_TASK GOAL_. Take the material below and write it all out again exactly.

Stored dataset items
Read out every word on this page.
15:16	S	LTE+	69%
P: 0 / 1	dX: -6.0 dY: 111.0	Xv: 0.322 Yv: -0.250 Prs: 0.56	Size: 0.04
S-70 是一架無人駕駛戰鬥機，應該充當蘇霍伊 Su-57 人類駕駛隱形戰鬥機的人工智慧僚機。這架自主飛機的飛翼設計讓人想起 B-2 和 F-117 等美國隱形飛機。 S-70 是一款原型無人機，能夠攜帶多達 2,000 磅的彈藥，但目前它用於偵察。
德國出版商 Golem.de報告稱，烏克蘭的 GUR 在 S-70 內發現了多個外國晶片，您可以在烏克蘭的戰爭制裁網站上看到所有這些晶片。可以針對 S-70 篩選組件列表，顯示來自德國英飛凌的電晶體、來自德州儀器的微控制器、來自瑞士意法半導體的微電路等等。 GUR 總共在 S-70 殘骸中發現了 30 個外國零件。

_TASK OUTPUT_.
Read out every word on this page.
15:16	S	LTE+	69%
P: 0 / 1	dX: -6.0 dY: 111.0	Xv: 0.322 Yv: -0.250 Prs: 0.56	Size: 0.04
S-70 是一架無人駕駛戰鬥機，應該充當蘇霍伊 Su-57 人類駕駛隱形戰鬥機的人工智慧僚機。這架自主飛機的飛翼設計讓人想起 B-2 和 F-117 等美國隱形飛機。 S-70 是一款原型無人機，能夠攜帶多達 2,000 磅的彈藥，但目前它用於偵察。
德國出版商 Golem.de報告稱，烏克蘭的 GUR 在 S-70 內發現了多個外國晶片，您可以在烏克蘭的戰爭制裁網站上看到所有這些晶片。可以針對 S-70 篩選組件列表，顯示來自德國英飛凌的電晶體、來自德州儀器的微控制器、來自瑞士意法半導體的微電路等等。 GUR 總共在 S-70 殘骸中發現了 30 個外國零件。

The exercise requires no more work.